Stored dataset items
"""

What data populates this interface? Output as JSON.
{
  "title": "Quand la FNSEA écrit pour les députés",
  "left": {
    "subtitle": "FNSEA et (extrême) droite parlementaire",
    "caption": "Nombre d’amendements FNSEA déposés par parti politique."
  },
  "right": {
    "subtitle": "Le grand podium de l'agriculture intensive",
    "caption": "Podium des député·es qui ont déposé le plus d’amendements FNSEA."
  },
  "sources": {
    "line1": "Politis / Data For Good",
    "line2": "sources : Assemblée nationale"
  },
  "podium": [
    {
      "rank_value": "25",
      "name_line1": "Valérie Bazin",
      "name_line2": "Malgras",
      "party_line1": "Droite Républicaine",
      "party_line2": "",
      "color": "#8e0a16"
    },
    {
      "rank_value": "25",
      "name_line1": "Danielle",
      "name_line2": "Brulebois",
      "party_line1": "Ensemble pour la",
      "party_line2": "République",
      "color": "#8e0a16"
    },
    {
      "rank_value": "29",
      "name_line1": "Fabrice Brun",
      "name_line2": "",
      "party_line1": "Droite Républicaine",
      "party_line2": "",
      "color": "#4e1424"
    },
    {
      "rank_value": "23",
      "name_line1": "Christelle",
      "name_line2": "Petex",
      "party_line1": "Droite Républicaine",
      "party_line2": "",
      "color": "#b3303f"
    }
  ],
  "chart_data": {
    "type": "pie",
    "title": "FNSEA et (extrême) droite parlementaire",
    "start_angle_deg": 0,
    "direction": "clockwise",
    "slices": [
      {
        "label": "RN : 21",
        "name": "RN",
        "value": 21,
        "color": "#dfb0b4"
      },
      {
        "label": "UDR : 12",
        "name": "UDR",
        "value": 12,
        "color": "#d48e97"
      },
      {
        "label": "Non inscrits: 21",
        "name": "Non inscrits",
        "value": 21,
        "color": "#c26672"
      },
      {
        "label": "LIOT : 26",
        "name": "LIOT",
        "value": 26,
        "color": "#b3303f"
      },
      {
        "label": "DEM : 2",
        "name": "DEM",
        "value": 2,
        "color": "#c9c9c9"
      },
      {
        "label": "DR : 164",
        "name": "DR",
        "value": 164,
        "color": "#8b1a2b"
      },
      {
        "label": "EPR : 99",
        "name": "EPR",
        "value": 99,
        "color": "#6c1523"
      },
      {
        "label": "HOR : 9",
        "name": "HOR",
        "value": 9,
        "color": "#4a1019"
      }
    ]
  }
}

"""

What the task asks
The answer is the number of lines in the preceding material that hold "label"; write that number and nothing else.

Result of this exercise
8